WHAT IS REQUIRED
Write out each entry, exactly the way it appears.

SUPPLIED RECORDS
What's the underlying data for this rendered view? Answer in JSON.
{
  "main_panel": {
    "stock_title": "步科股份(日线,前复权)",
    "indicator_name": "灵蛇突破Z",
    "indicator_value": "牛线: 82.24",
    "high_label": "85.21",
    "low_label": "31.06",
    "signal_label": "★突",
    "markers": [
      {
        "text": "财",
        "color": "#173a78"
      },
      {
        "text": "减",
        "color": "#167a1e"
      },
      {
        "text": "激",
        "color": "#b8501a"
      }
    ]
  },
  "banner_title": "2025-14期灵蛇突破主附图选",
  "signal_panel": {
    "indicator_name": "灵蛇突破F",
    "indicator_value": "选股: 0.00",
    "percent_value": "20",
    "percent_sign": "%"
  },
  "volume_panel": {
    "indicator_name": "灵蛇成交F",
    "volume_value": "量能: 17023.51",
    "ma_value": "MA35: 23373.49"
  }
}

SOLUTION BELOW
What's the underlying data for this rendered view? Answer in JSON.
{
  "main_panel": {
    "stock_title": "步科股份(日线,前复权)",
    "indicator_name": "灵蛇突破Z",
    "indicator_value": "牛线: 82.24",
    "high_label": "85.21",
    "low_label": "31.06",
    "signal_label": "★突",
    "markers": [
      {
        "text": "财",
        "color": "#173a78"
      },
      {
        "text": "减",
        "color": "#167a1e"
      },
      {
        "text": "激",
        "color": "#b8501a"
      }
    ]
  },
  "banner_title": "2025-14期灵蛇突破主附图选",
  "signal_panel": {
    "indicator_name": "灵蛇突破F",
    "indicator_value": "选股: 0.00",
    "percent_value": "20",
    "percent_sign": "%"
  },
  "volume_panel": {
    "indicator_name": "灵蛇成交F",
    "volume_value": "量能: 17023.51",
    "ma_value": "MA35: 23373.49"
  }
}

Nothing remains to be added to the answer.